> [Aim of the task]: Type out the data exactly as given. Skip any image.

<<<<

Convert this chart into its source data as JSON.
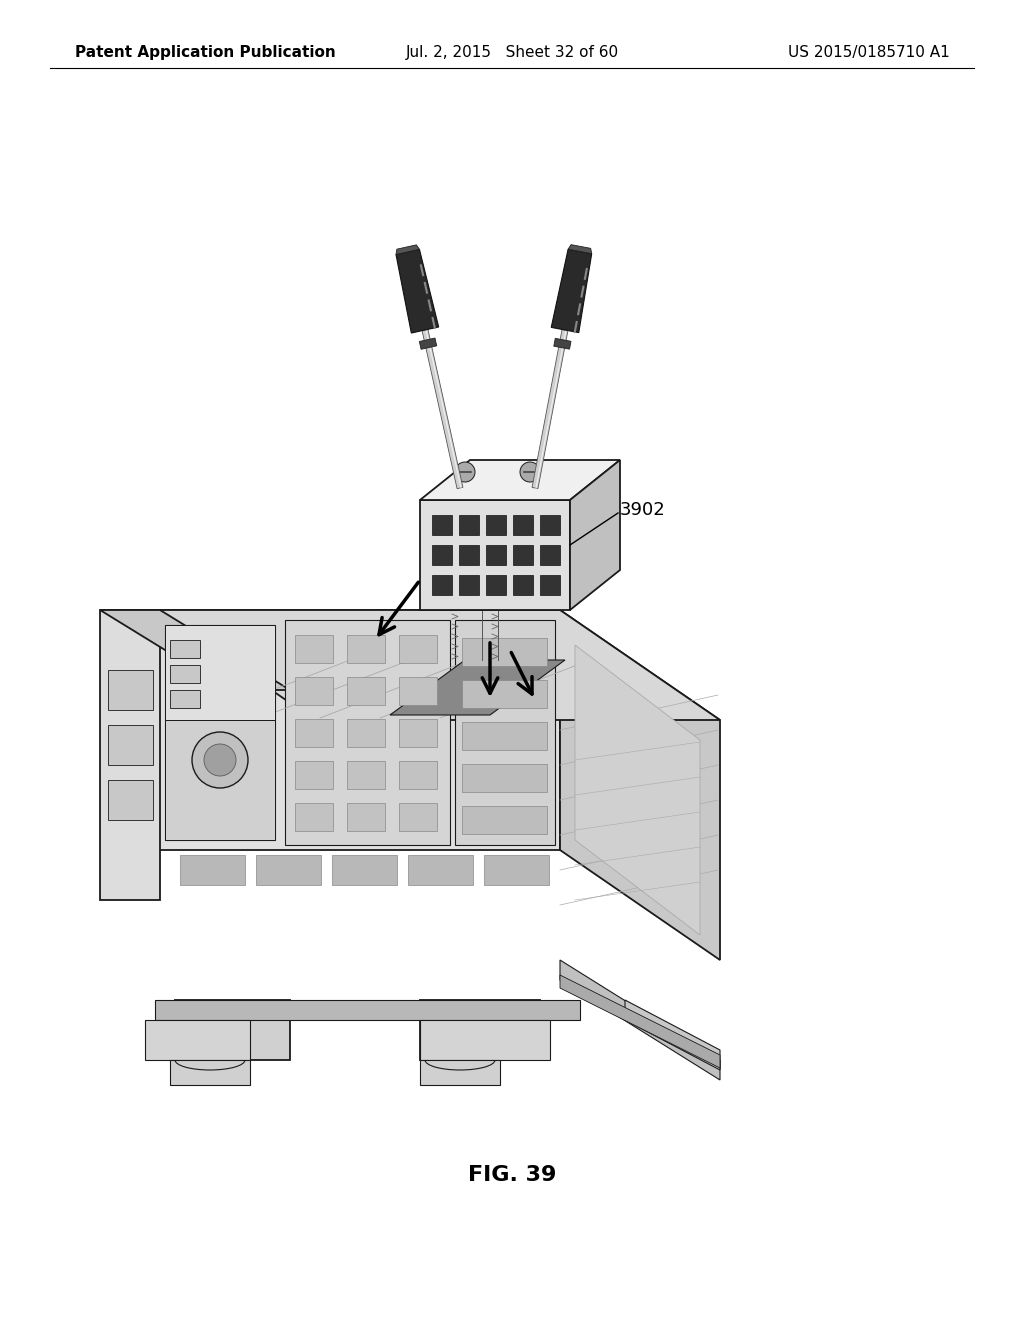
{
  "background_color": "#ffffff",
  "header_left": "Patent Application Publication",
  "header_center": "Jul. 2, 2015   Sheet 32 of 60",
  "header_right": "US 2015/0185710 A1",
  "header_fontsize": 11,
  "fig_label": "FIG. 39",
  "fig_label_fontsize": 16,
  "annotation_label": "3902",
  "annotation_fontsize": 13
}
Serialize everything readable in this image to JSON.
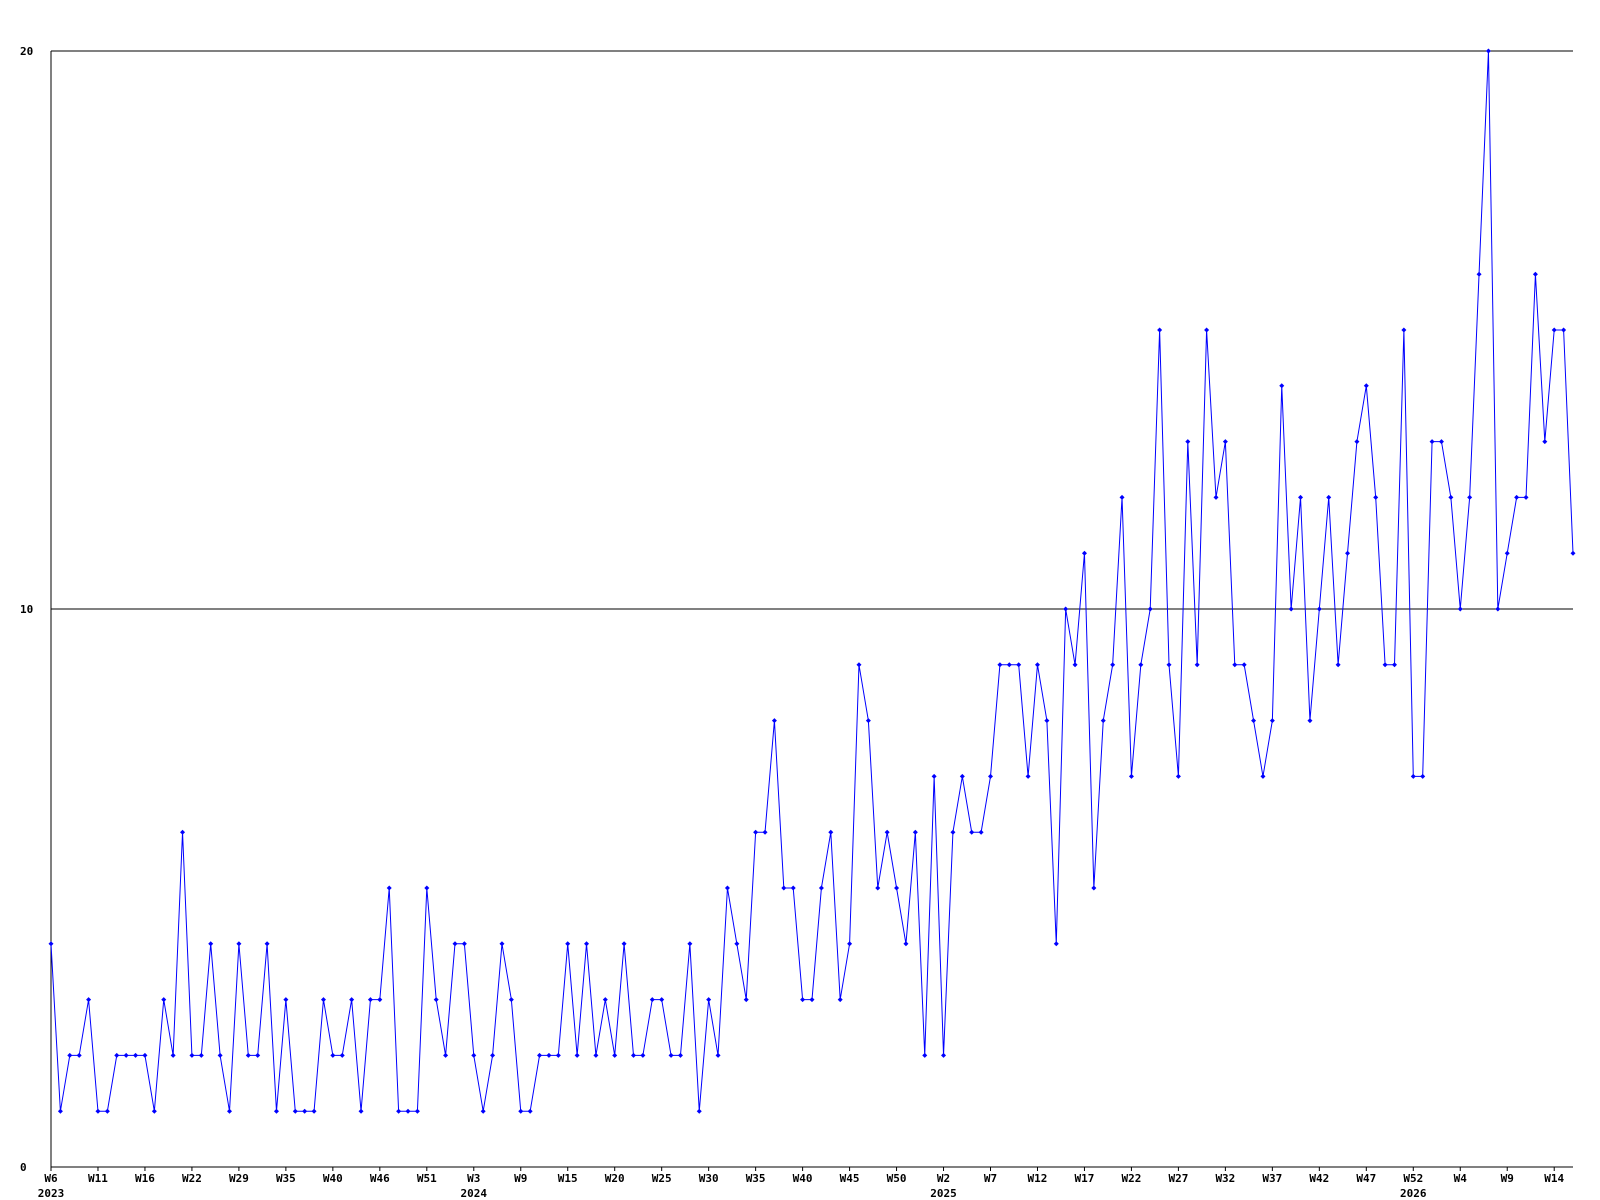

>>>>

> [Output]:
Convert this chart into its source data as JSON.
{
  "background_color": "#ffffff",
  "header_left": "Patent Application Publication",
  "header_center": "Jul. 2, 2015   Sheet 32 of 60",
  "header_right": "US 2015/0185710 A1",
  "header_fontsize": 11,
  "fig_label": "FIG. 39",
  "fig_label_fontsize": 16,
  "annotation_label": "3902",
  "annotation_fontsize": 13
}
Serialize everything readable in this image to JSON.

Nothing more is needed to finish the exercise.